[SELECTED PASSAGE start]

Obviously, it is difficult to give a fair grade to such an essay or to write constructive comments on it. It is not information I want to have. As a freshman, I would have known better than to write about such intimate events for a college professor.
But after I had attended some workshops at the National Council for the Social Studies annual conference in November, I understood why some of my students reveal their most intimate experiences in essays: They have been told to do so by their teachers since elementary school.
For example, in one of the workshops, “Exploring the Human Rights of Illegal Immigrant Students and Communities,” Los Angeles middle school teacher Martha Infante described how she uses a book that has become mandatory reading for many high school and college students, Enrique’s Journey. Infante does not seem to assign papers, but has middle-school students do activities like drawing and acting out feelings.

[SELECTED PASSAGE end]
[RECORDS PROVIDED start]

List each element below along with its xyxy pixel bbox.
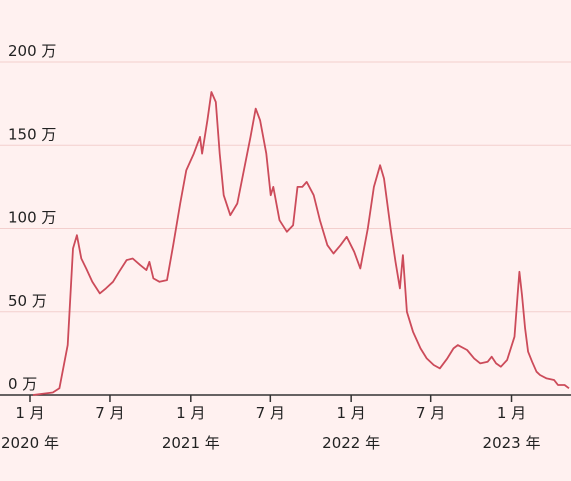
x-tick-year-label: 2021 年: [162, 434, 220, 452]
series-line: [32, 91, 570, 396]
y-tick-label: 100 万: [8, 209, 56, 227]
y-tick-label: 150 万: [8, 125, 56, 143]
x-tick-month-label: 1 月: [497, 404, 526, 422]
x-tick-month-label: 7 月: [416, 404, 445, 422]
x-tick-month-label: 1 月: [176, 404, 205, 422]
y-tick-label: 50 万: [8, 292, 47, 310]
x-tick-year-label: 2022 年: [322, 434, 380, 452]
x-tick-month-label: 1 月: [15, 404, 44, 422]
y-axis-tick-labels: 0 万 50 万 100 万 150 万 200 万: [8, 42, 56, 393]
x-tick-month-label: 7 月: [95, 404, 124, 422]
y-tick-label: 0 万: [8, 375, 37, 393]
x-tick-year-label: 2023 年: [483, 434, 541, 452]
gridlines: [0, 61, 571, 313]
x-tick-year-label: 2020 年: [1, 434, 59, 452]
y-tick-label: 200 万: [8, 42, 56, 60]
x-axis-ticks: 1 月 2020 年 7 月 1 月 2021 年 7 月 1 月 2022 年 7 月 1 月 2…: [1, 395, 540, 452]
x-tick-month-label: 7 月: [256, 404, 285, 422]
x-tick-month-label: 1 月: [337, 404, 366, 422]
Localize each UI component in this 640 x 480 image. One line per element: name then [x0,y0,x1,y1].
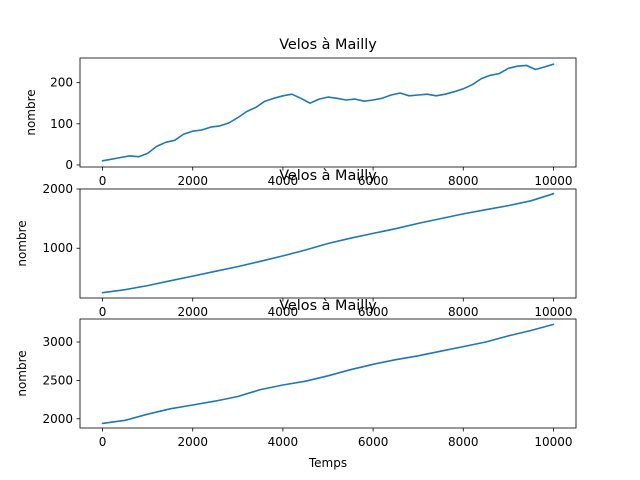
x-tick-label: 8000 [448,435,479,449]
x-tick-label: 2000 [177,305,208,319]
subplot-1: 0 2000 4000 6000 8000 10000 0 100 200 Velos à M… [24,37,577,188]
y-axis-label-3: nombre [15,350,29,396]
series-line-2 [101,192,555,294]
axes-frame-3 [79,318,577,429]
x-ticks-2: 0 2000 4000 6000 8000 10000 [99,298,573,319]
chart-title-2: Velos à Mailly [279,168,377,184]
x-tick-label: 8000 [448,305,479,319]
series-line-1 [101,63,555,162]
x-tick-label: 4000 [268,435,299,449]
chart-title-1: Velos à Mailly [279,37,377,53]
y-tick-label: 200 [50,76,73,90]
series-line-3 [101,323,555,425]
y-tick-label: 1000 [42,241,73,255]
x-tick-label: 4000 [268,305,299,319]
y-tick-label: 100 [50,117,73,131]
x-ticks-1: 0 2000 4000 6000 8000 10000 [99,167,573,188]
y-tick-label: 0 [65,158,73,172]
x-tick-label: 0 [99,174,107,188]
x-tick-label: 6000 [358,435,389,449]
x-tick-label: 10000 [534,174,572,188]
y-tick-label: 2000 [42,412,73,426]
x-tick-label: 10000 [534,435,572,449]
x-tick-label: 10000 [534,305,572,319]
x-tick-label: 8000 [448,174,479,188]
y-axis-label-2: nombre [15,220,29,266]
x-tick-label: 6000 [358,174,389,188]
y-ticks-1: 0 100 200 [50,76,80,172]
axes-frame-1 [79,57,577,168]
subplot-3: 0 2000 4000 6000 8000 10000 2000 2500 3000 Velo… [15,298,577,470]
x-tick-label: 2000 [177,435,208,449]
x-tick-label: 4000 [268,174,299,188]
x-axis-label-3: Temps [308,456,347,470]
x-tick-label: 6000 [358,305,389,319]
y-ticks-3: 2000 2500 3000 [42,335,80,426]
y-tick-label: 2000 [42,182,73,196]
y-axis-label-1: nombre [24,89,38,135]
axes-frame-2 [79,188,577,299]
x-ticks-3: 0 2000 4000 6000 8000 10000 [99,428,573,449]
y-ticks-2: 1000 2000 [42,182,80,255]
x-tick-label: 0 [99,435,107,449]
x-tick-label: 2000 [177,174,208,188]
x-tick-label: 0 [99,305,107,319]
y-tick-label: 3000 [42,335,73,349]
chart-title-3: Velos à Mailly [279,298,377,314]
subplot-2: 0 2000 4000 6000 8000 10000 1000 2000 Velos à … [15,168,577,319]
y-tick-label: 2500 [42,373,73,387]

[RECORDS PROVIDED end]

- [GIVEN EXERCISE]:
Pull the complete passage above about student essays and the social studies workshop, reproducing it word for word.

- [THE COMPLETED TASK]:
Obviously, it is difficult to give a fair grade to such an essay or to write constructive comments on it. It is not information I want to have. As a freshman, I would have known better than to write about such intimate events for a college professor.
But after I had attended some workshops at the National Council for the Social Studies annual conference in November, I understood why some of my students reveal their most intimate experiences in essays: They have been told to do so by their teachers since elementary school.
For example, in one of the workshops, “Exploring the Human Rights of Illegal Immigrant Students and Communities,” Los Angeles middle school teacher Martha Infante described how she uses a book that has become mandatory reading for many high school and college students, Enrique’s Journey. Infante does not seem to assign papers, but has middle-school students do activities like drawing and acting out feelings.